> **Material**:
════════════════════
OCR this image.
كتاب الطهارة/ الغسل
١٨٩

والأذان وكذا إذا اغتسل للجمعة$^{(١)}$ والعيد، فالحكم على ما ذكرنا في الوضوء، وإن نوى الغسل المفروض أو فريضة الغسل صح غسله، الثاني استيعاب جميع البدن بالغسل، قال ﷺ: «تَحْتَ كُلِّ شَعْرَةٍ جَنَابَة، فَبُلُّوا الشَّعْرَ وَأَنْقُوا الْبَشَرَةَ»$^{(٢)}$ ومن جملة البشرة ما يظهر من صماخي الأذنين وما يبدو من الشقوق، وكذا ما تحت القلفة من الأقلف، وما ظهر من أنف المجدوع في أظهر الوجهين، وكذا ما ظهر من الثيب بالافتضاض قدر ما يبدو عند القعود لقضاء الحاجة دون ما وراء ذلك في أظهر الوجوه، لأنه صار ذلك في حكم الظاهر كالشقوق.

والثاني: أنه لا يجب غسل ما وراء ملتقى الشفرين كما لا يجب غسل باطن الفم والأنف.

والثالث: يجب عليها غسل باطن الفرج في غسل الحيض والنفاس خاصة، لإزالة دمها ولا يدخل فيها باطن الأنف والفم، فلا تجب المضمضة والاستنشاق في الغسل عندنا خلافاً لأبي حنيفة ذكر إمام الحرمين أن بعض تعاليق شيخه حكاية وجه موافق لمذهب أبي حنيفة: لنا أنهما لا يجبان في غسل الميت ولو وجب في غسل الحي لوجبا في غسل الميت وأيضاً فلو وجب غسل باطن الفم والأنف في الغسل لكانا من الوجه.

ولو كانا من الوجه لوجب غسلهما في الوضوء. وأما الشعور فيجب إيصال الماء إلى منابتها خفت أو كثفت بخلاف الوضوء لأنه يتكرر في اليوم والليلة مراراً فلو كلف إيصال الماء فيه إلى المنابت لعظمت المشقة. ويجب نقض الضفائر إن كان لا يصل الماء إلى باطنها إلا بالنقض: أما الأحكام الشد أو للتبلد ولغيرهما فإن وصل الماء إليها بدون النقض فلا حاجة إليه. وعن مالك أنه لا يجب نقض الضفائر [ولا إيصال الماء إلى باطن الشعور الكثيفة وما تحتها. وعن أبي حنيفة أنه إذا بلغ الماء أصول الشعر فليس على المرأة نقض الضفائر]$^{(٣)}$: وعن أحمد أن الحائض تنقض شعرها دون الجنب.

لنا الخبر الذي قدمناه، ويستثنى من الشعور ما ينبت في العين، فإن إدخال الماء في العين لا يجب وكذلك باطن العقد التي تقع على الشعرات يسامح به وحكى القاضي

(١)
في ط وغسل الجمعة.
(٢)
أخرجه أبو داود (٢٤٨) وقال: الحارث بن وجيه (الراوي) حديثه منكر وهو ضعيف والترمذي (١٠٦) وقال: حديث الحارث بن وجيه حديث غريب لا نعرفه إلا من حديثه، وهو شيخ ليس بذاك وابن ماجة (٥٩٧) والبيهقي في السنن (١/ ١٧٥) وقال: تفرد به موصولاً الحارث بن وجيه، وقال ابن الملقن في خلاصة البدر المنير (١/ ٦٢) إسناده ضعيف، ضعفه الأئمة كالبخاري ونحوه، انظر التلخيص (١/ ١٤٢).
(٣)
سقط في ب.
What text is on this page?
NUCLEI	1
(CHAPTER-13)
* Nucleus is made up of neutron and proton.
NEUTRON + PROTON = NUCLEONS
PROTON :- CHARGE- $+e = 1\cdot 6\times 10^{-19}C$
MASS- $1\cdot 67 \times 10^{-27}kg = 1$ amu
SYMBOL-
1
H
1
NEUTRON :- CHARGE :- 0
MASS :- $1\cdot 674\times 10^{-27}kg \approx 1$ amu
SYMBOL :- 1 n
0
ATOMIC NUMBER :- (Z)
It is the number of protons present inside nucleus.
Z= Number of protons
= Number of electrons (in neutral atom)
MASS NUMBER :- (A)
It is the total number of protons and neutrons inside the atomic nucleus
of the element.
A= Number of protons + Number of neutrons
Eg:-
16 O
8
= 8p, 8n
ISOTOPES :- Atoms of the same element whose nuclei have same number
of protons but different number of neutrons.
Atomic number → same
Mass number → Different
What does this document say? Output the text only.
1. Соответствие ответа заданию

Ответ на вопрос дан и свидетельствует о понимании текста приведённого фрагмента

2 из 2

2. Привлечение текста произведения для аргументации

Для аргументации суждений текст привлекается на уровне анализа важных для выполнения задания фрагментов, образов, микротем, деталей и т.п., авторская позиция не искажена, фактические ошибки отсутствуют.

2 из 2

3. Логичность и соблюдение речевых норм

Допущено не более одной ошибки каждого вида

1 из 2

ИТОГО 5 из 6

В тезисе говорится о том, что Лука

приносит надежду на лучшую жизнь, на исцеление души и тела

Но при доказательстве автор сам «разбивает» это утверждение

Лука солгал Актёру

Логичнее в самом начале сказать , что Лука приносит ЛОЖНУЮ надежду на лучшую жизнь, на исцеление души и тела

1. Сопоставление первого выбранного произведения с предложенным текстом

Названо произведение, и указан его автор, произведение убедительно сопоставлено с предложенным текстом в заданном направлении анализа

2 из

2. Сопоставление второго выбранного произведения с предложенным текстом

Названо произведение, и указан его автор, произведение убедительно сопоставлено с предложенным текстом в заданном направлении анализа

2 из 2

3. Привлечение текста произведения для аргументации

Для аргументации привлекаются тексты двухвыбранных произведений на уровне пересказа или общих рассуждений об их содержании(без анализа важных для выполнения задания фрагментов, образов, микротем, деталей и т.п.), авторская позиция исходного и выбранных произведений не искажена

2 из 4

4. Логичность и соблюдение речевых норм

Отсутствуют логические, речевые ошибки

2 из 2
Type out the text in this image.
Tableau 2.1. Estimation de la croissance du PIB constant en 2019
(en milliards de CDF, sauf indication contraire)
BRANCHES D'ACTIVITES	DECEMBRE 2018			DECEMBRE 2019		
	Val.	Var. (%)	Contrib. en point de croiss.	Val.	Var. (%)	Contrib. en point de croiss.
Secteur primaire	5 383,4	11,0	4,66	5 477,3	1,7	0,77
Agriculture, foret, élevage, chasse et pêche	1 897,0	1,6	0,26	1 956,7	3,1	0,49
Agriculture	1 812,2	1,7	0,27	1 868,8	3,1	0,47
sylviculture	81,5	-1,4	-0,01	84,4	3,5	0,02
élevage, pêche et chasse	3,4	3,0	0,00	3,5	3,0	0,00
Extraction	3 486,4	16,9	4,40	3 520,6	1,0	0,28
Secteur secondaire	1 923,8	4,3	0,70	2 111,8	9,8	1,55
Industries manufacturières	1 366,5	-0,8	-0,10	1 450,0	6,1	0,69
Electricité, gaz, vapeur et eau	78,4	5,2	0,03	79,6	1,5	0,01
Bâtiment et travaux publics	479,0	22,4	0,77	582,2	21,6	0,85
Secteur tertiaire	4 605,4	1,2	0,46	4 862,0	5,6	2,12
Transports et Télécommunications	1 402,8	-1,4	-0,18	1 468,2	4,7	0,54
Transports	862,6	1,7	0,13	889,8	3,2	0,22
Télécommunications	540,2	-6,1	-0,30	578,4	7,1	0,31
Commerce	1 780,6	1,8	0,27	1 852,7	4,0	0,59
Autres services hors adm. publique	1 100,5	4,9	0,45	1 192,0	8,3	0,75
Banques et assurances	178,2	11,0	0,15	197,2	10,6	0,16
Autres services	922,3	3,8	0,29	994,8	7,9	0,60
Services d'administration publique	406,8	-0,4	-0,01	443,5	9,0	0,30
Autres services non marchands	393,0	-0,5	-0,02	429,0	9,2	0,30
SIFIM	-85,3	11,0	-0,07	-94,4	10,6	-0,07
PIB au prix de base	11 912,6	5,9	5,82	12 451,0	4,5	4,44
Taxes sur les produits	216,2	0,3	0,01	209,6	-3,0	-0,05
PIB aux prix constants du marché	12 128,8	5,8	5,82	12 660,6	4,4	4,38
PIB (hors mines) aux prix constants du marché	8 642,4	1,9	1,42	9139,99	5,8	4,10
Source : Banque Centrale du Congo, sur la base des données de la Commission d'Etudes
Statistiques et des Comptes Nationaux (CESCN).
════════════════════
> **Requirements**: Working from the material above, state how many lines contain "Agriculture"; give only the number.

> **Response to this exercise**: 2